--- start GIVEN DATA ---
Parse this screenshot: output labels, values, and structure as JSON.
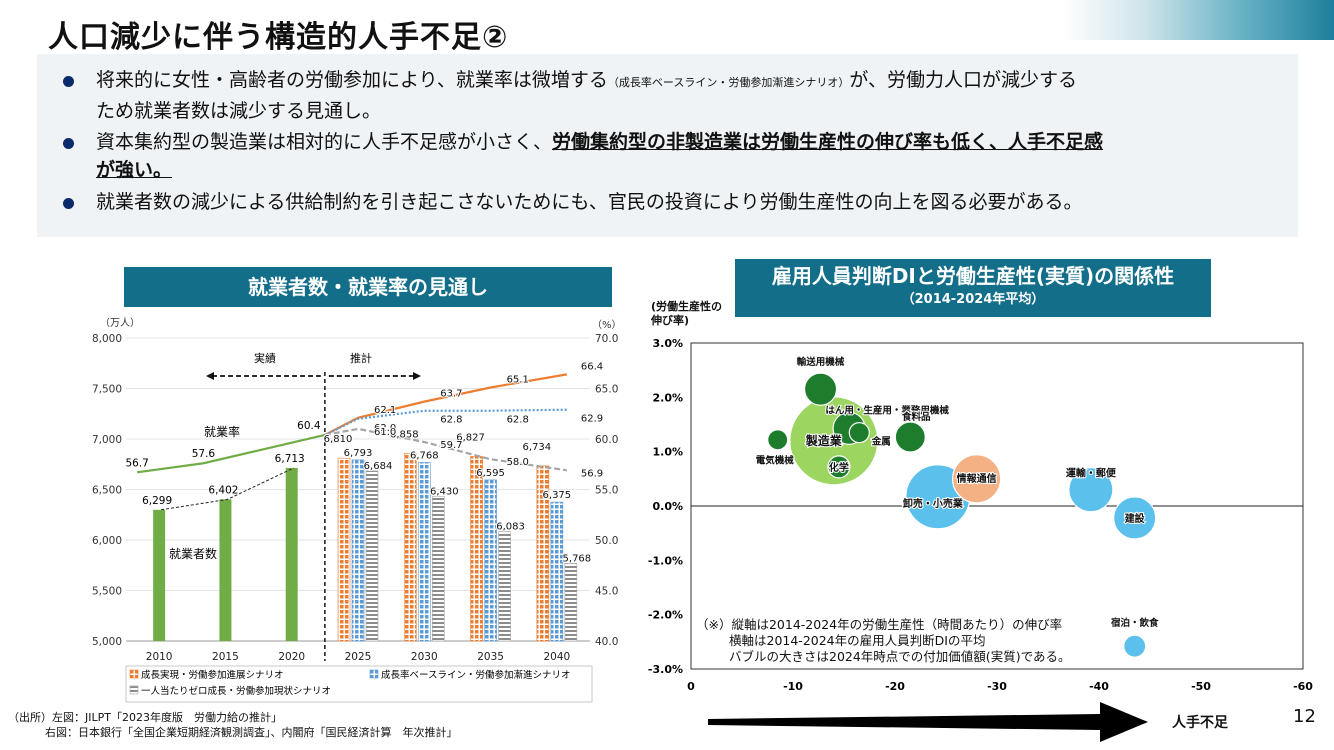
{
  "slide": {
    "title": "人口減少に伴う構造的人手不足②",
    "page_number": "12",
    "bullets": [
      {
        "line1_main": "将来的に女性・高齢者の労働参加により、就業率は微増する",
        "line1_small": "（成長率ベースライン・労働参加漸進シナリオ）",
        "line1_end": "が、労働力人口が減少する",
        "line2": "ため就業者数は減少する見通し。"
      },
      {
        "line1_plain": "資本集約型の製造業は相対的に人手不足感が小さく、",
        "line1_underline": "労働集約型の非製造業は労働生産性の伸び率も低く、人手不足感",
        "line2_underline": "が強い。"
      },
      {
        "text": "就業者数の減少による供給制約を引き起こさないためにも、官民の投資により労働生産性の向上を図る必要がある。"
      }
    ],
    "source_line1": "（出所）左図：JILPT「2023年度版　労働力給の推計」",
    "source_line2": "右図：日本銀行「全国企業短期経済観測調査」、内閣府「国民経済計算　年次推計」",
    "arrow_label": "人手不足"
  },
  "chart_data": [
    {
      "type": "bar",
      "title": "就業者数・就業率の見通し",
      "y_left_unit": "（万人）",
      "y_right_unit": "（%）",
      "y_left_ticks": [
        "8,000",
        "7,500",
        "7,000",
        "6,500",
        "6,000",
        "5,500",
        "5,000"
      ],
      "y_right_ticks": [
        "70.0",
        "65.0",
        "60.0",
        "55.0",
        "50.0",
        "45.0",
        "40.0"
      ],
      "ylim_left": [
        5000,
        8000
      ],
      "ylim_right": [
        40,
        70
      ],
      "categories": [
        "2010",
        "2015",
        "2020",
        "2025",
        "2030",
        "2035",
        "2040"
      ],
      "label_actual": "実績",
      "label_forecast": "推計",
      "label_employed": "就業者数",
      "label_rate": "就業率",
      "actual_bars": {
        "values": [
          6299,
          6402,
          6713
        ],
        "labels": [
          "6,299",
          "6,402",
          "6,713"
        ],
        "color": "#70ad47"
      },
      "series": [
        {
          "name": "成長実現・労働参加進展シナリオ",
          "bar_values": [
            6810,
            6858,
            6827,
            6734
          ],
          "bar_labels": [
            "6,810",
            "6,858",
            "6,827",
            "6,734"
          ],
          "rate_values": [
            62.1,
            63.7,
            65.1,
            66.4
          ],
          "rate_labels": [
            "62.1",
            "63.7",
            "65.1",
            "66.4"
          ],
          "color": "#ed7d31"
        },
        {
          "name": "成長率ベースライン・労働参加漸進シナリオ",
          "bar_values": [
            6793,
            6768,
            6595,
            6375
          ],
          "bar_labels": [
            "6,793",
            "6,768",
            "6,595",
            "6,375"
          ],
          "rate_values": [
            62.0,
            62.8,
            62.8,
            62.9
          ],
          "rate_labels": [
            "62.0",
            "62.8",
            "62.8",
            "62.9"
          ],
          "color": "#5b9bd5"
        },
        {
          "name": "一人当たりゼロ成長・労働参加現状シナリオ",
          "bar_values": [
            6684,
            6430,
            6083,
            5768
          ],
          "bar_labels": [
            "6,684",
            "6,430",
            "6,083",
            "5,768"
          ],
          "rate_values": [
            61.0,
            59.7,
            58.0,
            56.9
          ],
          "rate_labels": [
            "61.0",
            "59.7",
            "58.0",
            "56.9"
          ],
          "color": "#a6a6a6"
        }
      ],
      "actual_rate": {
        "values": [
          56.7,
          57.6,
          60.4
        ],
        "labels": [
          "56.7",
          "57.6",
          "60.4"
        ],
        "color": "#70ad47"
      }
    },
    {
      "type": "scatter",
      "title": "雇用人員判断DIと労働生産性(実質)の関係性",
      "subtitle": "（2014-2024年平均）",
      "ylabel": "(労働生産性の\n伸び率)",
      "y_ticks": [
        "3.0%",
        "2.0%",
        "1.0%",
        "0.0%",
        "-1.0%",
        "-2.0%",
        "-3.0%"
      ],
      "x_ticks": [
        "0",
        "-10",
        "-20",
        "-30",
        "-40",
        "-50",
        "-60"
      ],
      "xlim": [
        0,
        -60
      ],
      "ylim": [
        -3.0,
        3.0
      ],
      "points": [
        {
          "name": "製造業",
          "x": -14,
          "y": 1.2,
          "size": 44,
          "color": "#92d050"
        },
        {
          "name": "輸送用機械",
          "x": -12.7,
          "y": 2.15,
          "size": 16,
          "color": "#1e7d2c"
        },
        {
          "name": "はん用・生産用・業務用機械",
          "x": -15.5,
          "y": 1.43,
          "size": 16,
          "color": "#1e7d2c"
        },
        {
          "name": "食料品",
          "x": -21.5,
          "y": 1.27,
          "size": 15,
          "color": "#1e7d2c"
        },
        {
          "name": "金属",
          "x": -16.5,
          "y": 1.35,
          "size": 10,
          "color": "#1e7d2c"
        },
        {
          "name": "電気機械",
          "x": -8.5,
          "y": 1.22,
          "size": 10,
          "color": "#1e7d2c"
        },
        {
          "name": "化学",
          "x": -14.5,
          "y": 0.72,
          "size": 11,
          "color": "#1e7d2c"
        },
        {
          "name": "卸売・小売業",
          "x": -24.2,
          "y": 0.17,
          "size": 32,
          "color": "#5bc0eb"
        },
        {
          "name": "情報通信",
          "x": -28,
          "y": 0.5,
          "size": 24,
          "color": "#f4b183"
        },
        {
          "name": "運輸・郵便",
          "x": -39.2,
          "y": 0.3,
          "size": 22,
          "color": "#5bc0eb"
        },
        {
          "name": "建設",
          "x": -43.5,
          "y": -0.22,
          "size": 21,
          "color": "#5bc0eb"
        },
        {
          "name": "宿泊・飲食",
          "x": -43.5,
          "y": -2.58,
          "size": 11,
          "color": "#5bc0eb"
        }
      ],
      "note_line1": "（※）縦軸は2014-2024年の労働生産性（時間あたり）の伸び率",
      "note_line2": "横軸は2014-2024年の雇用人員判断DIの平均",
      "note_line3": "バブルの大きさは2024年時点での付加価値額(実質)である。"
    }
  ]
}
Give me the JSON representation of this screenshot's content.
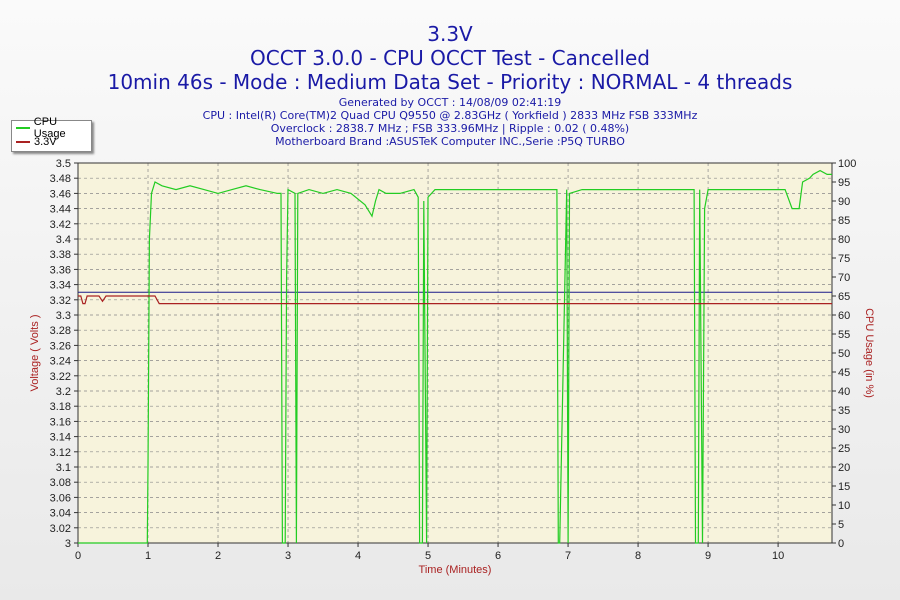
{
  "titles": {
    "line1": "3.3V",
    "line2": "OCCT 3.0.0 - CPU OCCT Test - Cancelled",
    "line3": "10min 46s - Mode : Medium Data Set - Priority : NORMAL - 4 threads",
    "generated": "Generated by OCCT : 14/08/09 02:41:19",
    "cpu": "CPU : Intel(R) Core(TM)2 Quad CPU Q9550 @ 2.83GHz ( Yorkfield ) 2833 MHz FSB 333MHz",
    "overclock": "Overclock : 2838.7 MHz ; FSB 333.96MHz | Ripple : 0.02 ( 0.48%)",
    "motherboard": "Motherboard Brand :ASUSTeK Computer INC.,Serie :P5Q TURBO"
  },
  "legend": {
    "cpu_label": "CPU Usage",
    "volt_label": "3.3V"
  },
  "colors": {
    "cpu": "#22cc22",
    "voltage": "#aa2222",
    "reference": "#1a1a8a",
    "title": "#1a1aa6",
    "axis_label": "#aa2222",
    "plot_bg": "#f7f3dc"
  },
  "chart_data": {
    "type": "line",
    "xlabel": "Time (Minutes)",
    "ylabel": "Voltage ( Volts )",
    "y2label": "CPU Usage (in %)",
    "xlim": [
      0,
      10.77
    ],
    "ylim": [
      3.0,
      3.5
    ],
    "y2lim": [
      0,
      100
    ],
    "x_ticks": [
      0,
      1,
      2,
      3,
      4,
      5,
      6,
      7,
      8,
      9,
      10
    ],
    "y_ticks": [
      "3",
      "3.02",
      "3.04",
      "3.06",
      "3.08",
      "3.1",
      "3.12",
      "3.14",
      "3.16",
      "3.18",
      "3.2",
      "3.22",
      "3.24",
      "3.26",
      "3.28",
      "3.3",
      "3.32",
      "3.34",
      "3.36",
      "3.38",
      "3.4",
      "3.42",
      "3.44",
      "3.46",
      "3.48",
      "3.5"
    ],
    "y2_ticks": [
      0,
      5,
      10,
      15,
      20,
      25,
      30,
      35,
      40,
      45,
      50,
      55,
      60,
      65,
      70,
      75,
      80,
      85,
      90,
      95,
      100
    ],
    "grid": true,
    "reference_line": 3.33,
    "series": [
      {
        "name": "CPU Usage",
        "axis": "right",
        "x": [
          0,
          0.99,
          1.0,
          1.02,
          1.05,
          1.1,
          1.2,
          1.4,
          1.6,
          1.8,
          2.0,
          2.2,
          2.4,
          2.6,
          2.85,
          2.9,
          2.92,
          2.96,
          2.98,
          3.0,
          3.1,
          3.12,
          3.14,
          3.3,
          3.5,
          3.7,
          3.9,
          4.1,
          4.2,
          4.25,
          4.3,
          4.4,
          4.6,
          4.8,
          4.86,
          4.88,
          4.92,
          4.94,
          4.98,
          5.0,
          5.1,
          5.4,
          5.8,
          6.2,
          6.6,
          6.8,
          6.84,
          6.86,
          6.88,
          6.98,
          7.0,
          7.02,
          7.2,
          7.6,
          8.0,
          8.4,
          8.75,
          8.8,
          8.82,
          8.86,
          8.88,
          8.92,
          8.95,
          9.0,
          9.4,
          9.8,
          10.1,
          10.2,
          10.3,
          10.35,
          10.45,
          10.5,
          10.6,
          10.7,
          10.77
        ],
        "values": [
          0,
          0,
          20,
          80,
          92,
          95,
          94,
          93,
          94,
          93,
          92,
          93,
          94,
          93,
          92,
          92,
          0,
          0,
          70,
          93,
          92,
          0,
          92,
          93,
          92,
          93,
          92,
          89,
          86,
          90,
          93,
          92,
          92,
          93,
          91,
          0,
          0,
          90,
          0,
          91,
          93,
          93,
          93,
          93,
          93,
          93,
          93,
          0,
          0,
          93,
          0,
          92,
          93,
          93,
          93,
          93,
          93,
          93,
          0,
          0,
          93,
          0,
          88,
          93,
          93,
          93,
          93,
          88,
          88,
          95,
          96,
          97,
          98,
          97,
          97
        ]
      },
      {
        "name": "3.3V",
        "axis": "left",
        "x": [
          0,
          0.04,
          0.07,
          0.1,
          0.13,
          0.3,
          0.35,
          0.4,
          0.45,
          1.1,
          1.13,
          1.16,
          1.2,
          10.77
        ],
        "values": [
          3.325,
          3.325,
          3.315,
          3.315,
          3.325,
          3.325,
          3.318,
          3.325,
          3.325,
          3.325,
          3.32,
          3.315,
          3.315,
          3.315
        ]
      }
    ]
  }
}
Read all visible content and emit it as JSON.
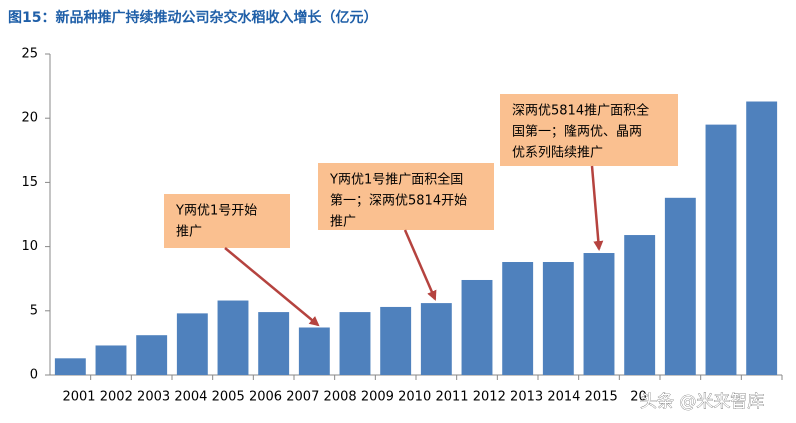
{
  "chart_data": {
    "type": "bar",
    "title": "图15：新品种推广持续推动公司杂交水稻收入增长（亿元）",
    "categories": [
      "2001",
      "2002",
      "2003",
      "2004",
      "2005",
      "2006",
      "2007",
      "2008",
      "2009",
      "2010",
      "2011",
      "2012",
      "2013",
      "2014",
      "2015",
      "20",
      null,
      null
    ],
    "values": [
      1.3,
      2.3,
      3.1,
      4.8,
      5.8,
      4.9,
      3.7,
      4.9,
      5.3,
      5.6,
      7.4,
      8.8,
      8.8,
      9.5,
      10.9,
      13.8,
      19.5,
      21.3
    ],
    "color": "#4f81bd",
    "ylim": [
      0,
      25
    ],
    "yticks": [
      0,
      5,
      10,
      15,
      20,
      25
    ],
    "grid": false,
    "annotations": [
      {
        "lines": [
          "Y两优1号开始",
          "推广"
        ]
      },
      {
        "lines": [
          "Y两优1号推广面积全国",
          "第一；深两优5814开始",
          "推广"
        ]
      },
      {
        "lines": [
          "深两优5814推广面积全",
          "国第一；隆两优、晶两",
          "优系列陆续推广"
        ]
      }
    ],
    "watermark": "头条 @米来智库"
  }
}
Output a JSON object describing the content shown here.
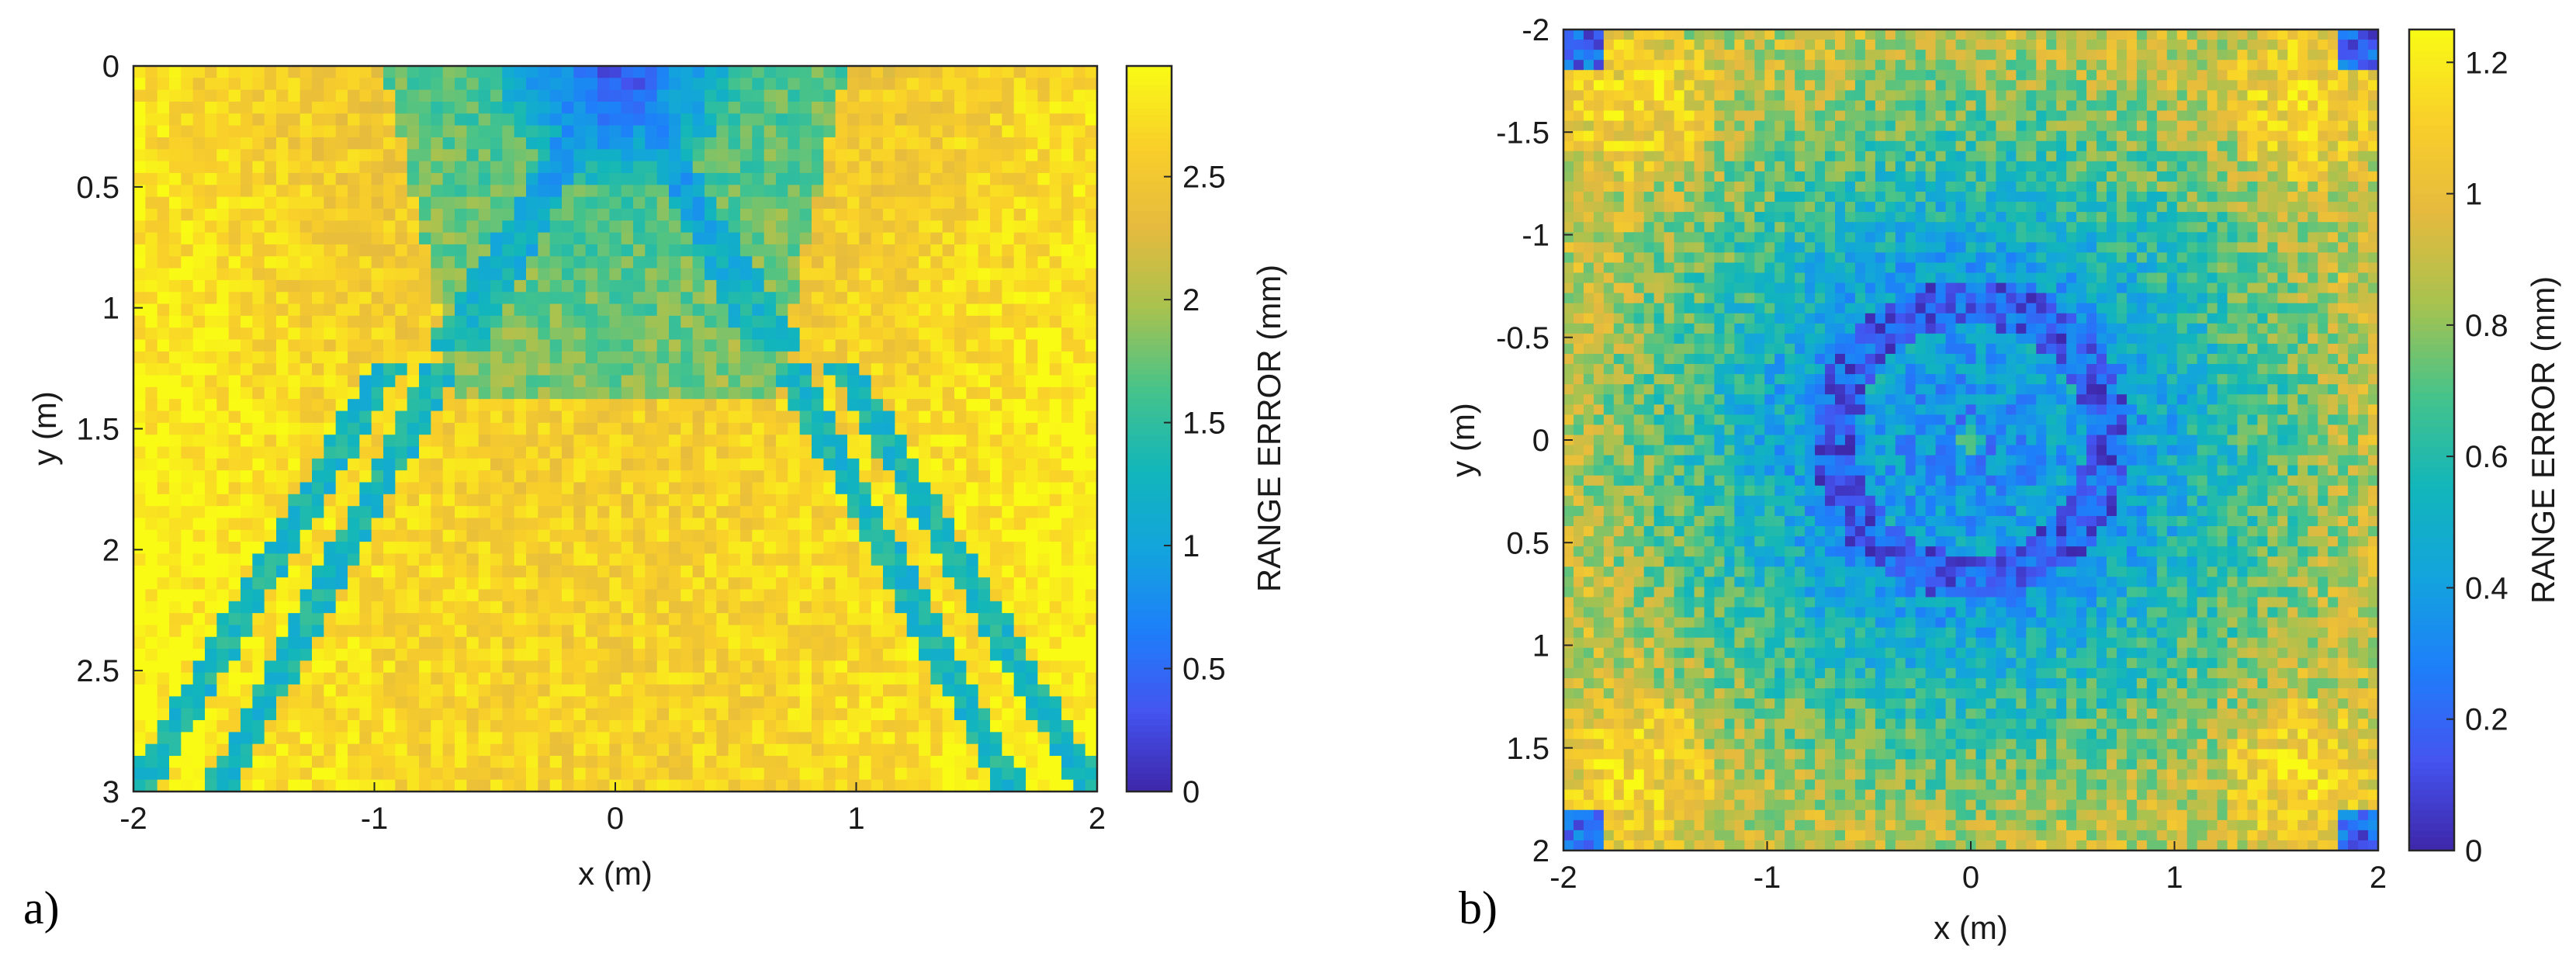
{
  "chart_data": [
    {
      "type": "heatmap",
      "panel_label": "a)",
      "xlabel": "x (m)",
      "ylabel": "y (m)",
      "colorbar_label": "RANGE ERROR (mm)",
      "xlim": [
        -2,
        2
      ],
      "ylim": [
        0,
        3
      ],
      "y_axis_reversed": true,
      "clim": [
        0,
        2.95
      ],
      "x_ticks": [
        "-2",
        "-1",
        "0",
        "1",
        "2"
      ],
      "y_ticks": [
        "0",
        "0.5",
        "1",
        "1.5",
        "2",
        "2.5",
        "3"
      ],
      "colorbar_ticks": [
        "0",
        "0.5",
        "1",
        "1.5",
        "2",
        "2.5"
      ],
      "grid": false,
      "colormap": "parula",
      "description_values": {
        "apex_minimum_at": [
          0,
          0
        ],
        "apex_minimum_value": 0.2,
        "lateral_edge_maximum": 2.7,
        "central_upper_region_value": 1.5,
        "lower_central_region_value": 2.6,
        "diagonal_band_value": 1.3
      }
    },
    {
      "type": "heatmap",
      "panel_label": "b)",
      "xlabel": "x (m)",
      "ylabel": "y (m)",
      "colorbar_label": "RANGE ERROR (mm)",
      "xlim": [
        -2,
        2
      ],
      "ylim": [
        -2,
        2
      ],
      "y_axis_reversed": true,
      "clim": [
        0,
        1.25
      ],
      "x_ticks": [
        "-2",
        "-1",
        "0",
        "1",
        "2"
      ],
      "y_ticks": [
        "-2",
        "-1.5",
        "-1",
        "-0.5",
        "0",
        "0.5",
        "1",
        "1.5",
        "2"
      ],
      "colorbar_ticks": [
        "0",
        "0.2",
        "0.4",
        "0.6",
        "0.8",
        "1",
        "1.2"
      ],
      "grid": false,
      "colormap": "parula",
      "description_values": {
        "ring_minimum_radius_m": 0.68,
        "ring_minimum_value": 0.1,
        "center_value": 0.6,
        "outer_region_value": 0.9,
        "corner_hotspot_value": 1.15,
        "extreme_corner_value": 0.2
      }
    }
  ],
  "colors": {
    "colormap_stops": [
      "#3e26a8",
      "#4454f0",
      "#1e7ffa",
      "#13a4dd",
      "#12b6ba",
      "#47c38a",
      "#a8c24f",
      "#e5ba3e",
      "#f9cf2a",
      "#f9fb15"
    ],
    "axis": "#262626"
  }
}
--- end GIVEN DATA ---
__EXERCISE GOAL__. Check each line above for the string "労働参加漸進シナリオ" and show the ones that have it.

__ANSWER FOR THE TASK__.
        "line1_small": "（成長率ベースライン・労働参加漸進シナリオ）",
          "name": "成長率ベースライン・労働参加漸進シナリオ",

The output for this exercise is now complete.